Given task 1 ▸
Locate every line in the records containing the string "Fruitvale" and copy each of those lines.

Text passage ▸
Mr P Patel ( instructed by the Treasury Solicitor) appeared on behalf of the Respondent.
Judgment
Lord Justice Dyson:
The appellant is an Iraqi national. He is now 30 years of age. He came to the United Kingdom in January 1994 and was granted exceptional leave to remain for one year. Following various extensions on 21 May 2001 he was granted indefinite leave to remain. On 25 September 2001 he was convicted of obtaining money by deception and sentenced to 18 months’ imprisonment. On 9 August 2005 he was convicted of persistently using a public telecommunications system causing annoyance, inconvenience and needless anxiety. On 2 November 2005 he was convicted on three counts of domestic burglary, five counts of obtaining property by deception and one count of handling stolen goods. He was sentenced to three years’ imprisonment.
On 6 July 2006 the Secretary of State served him with notice that he intended to deport him on the grounds that his presence was not conducive to the public good. At the release date, 27 November 2006, the appellant was detained pursuant to paragraph 2(2) of Schedule 3 to the Immigration Act 1971. We have been told that he has recently been released from detention. The reason why he has not yet been deported is that at all material times the Secretary of State considered that it was too dangerous to escort the appellant to Baghdad and, so far as I am aware, that continues to be the position.
He appealed against the decision to deport him. His appeal was dismissed by the AIT (Immigration Judge Ievins and Mrs Ravenscroft) by a decision published on 3 April 2007. On 26 April a senior immigration judge ordered the reconsideration. The decision was upheld on reconsideration by Senior Immigration Judge Chalkley, on 30 October 2007.
The appellant sought permission to appeal to this court on two grounds. Laws LJ granted permission to appeal on the first ground, which challenged the decision of the Senior Immigration Judge on reconsideration to reject the appellant’s submission that the AIT’s treatment of the expert evidence of a Julia Guest was unlawful.
The second ground of appeal was that the appellant should be allowed to raise a new point, the humanitarian protection point, based on paragraph 339C of the Immigration Rules and Article 15(c) of EU Directive 2004/83/EC. Laws LJ refused permission in relation to the humanitarian protection point on the grounds that it was new and should be put to the Secretary of State as a fresh claim. The appellant now seeks permission to raise as a third ground of appeal the argument that the Secretary of State’s initial decision to deport him was “not in accordance with the law” because it was not in accordance with the Secretary of State’s policy in force at the time the decision was made.
I shall start, however, with consideration of the ground of appeal for which permission had been granted. In support of his appeal to the AIT, the appellant relied on a report from Ms Guest. She was a journalist who had spent some time in Iraq. She produced a report entitled “Risk of Return to Iraq for the Appellant”. The following is a summary of the material parts of the report:
“The appellant left Iraq at the age of 16 and claimed to have poor Arabic skills and a lack of local knowledge.” (paragraph 1)
“From the letters that his statements produced the appellant would appear to have no close family members remaining in Iraq. It was also evidence that he came from an extremely wealthy family which local people will recall. (paragraph 3)

Stored rows ▸
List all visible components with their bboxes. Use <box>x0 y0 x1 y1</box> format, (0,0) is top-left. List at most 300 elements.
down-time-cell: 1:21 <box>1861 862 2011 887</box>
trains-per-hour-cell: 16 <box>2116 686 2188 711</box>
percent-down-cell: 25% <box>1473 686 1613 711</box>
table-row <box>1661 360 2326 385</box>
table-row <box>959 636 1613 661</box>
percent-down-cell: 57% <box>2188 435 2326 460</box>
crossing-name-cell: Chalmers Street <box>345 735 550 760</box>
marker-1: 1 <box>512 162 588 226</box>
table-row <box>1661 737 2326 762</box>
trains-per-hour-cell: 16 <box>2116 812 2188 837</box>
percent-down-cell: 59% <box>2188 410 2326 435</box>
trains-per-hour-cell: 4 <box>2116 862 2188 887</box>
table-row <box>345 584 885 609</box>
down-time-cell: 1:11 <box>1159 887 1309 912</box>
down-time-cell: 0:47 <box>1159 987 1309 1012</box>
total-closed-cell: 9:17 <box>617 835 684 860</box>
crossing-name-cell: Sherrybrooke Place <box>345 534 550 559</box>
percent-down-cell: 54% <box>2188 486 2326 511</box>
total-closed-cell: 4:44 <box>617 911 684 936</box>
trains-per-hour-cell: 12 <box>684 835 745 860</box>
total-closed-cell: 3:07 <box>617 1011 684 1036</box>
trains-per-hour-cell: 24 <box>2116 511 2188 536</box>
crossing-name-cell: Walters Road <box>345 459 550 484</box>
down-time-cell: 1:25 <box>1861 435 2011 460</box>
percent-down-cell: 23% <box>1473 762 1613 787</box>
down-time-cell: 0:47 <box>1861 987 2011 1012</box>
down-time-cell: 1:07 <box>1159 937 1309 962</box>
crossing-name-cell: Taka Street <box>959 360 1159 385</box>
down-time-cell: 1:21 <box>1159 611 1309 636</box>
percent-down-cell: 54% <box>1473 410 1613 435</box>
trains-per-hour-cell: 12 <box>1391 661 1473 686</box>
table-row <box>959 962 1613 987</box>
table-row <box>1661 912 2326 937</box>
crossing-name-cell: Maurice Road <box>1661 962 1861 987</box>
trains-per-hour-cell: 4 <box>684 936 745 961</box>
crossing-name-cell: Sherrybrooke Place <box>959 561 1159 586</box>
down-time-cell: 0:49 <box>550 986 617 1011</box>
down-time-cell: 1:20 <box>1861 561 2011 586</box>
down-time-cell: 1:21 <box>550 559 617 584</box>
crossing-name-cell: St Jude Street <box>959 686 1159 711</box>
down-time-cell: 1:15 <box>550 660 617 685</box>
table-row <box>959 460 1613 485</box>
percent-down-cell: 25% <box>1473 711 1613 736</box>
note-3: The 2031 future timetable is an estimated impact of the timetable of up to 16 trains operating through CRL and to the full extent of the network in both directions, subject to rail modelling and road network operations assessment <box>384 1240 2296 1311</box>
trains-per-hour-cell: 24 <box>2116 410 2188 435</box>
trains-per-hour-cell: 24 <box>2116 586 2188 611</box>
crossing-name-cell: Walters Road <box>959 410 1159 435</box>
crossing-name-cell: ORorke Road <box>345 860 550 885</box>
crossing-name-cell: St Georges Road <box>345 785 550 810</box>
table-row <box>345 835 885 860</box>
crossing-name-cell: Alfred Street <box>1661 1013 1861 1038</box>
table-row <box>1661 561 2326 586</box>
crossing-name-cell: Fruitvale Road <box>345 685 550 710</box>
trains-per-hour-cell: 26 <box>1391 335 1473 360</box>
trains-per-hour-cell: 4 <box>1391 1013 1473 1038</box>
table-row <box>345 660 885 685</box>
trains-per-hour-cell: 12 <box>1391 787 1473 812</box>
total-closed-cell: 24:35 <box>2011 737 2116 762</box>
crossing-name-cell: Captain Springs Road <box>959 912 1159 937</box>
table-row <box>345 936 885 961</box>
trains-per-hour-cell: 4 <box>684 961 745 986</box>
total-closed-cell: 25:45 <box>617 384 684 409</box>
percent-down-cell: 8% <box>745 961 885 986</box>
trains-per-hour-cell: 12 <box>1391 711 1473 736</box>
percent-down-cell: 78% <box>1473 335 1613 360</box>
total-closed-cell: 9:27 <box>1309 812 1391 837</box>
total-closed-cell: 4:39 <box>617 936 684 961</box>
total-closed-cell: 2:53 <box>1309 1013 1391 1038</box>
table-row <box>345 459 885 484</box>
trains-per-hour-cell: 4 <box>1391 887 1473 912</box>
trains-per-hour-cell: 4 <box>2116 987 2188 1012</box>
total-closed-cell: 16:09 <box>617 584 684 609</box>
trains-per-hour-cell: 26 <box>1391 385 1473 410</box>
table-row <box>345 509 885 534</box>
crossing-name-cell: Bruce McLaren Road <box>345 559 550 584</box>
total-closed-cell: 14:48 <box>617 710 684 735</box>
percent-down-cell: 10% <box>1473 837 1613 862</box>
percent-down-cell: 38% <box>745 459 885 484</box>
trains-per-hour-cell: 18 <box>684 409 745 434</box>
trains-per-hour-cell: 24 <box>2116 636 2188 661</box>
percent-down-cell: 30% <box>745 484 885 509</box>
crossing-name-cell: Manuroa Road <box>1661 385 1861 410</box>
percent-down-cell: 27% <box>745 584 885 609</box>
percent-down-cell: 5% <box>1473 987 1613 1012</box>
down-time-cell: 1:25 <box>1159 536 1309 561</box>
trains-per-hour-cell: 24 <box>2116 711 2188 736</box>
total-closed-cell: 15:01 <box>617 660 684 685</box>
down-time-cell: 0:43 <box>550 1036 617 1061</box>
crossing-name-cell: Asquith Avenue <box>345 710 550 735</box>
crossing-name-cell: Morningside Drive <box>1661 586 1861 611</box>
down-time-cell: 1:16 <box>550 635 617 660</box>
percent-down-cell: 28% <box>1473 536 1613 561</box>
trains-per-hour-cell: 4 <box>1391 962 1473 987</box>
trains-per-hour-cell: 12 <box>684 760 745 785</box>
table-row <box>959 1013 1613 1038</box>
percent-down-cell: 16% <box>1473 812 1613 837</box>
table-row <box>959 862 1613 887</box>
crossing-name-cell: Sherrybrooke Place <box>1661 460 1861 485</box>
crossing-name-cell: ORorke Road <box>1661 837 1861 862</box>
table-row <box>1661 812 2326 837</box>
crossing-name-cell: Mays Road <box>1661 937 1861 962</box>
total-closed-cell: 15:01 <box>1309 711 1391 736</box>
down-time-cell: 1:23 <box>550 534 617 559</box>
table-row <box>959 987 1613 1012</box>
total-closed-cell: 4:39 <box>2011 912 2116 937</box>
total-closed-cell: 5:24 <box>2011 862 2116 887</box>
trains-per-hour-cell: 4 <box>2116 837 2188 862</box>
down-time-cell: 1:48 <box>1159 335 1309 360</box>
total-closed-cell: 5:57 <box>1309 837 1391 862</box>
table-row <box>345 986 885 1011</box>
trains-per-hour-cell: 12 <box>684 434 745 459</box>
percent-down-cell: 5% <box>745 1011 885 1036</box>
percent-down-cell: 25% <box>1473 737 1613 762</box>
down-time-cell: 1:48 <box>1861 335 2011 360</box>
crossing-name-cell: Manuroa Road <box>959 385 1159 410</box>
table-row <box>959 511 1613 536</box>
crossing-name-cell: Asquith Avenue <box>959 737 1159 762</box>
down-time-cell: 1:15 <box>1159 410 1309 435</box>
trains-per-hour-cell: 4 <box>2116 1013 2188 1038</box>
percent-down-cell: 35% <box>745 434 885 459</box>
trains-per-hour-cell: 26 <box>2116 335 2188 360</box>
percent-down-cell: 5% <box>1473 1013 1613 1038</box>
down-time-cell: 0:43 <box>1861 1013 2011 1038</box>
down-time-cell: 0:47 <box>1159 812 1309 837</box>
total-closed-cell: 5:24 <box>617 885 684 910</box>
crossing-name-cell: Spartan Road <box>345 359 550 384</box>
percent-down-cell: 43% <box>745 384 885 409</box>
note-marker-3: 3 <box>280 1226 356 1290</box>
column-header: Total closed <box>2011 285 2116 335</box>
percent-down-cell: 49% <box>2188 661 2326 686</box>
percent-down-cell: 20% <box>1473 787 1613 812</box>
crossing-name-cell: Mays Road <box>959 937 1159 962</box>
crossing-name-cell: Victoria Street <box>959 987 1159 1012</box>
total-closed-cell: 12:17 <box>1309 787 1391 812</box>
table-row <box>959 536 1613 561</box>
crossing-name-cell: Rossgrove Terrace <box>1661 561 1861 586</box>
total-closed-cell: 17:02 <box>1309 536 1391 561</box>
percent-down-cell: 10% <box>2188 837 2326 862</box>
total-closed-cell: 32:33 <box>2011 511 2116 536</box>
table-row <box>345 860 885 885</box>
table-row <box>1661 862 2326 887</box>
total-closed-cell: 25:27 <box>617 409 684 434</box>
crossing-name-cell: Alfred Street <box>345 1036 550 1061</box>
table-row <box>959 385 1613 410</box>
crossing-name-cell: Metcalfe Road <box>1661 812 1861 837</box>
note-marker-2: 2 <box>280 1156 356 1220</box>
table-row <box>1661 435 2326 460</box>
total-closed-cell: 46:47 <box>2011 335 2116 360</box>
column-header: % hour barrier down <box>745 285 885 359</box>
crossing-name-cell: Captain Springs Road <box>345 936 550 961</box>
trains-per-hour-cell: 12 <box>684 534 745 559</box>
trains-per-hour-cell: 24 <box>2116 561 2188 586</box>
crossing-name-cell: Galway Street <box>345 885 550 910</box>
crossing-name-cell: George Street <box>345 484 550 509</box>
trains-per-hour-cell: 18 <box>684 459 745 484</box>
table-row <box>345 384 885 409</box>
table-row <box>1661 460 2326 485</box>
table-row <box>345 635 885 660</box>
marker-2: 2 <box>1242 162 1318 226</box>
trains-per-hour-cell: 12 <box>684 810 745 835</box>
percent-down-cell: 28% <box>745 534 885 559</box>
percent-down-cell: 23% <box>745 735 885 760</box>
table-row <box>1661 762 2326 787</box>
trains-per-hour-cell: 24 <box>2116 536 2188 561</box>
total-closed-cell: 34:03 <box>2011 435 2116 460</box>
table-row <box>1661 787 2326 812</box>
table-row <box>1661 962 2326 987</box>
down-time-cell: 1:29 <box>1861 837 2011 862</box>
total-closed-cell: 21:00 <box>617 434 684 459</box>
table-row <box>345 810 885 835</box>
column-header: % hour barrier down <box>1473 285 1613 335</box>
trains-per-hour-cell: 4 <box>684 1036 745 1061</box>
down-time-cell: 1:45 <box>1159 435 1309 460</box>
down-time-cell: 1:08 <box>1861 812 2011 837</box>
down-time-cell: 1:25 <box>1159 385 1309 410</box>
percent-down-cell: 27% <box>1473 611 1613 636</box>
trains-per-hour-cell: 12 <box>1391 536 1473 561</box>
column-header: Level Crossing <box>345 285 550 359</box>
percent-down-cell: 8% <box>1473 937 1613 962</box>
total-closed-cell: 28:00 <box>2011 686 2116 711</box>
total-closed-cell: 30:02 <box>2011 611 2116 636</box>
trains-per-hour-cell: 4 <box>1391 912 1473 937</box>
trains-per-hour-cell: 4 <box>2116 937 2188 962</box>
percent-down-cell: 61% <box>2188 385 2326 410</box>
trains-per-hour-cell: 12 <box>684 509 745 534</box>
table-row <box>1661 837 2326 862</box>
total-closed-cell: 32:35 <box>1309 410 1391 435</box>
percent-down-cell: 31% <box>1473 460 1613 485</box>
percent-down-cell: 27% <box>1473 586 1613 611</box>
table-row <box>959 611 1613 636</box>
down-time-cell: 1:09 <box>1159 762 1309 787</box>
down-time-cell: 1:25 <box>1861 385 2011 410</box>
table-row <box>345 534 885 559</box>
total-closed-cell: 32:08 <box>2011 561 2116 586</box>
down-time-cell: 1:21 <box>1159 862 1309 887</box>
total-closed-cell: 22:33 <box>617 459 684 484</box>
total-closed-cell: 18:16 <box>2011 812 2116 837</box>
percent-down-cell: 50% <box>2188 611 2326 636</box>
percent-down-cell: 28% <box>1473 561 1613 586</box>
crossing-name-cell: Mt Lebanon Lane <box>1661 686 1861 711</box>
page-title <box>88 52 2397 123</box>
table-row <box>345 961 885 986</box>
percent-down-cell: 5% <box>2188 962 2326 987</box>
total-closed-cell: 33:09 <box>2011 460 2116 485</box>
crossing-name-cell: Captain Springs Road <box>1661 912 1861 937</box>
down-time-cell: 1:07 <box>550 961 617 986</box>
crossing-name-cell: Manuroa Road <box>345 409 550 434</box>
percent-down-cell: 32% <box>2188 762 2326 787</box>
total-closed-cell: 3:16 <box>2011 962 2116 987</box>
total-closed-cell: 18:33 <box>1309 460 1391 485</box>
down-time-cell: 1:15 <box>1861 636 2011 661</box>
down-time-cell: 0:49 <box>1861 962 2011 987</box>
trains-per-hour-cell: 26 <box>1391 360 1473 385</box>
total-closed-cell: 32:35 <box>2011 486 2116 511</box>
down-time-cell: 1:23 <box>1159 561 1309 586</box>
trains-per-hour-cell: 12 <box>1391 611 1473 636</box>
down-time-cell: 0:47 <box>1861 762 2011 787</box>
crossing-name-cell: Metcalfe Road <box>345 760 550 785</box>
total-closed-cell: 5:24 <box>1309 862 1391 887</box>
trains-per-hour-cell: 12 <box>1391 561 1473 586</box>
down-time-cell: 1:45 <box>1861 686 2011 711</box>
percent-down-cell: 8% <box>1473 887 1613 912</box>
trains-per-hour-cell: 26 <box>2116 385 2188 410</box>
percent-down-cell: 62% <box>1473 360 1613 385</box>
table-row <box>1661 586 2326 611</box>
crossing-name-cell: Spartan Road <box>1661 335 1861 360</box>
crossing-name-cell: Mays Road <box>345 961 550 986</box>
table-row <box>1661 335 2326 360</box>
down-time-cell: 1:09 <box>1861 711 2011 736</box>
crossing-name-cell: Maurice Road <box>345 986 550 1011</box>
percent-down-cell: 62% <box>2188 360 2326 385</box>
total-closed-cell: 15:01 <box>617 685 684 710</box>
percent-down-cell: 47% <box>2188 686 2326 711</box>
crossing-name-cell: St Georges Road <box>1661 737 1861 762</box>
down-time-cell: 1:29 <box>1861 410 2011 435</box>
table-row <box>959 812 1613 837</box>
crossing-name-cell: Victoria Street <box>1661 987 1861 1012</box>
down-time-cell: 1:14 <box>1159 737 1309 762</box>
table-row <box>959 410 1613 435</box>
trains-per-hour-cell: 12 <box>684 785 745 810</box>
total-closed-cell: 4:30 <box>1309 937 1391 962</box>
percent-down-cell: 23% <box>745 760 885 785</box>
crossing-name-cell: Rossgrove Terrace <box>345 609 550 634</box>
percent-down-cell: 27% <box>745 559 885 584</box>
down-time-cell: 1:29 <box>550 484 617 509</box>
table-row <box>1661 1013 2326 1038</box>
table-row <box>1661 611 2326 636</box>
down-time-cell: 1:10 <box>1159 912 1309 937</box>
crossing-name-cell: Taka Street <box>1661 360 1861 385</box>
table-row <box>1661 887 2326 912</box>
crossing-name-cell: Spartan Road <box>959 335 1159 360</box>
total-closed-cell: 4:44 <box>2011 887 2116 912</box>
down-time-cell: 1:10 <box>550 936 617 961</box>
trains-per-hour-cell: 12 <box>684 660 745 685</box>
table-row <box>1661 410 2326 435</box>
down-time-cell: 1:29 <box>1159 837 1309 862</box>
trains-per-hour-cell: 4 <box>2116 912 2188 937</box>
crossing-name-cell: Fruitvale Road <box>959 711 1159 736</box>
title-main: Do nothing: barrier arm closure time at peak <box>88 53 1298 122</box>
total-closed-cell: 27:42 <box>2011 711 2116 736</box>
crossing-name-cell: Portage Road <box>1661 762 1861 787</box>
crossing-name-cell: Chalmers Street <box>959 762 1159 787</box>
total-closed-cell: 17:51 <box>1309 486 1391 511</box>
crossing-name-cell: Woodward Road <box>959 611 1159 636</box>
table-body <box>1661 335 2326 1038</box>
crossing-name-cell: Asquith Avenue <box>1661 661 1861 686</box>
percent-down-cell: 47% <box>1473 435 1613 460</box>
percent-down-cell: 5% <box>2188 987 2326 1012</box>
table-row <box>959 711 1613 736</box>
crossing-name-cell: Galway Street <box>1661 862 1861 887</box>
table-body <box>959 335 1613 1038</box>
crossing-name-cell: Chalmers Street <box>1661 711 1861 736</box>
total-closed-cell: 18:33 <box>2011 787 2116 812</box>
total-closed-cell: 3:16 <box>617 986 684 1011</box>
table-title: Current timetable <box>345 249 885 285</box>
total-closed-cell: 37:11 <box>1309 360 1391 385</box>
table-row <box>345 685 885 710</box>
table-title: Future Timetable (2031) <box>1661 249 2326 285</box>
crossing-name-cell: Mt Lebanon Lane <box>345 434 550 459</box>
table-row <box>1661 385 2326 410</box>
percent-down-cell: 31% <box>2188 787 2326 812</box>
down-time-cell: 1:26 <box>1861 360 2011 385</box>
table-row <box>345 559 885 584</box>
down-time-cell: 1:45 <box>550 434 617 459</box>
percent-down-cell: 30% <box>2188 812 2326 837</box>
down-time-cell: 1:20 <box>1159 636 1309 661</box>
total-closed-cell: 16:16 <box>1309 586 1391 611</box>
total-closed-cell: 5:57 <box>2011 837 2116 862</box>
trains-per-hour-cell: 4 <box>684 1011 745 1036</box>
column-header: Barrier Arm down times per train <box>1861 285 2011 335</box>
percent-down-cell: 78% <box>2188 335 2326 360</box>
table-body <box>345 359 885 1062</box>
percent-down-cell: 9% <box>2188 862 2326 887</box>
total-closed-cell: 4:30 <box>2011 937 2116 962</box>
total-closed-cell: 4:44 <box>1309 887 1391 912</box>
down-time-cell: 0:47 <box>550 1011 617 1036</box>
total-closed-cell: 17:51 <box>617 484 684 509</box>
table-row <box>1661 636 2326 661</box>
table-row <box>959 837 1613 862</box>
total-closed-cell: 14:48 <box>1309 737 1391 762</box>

Given task 2 ▸
Print the part of the judgment excerpt that begins at the words "I shall start, however, with" and stops after the words "recall. (paragraph 3)".

Final result 1 ▸
crossing-name-cell: Fruitvale Road <box>345 685 550 710</box>
crossing-name-cell: Fruitvale Road <box>959 711 1159 736</box>

Final result 2 ▸
I shall start, however, with consideration of the ground of appeal for which permission had been granted. In support of his appeal to the AIT, the appellant relied on a report from Ms Guest. She was a journalist who had spent some time in Iraq. She produced a report entitled “Risk of Return to Iraq for the Appellant”. The following is a summary of the material parts of the report:
“The appellant left Iraq at the age of 16 and claimed to have poor Arabic skills and a lack of local knowledge.” (paragraph 1)
“From the letters that his statements produced the appellant would appear to have no close family members remaining in Iraq. It was also evidence that he came from an extremely wealthy family which local people will recall. (paragraph 3)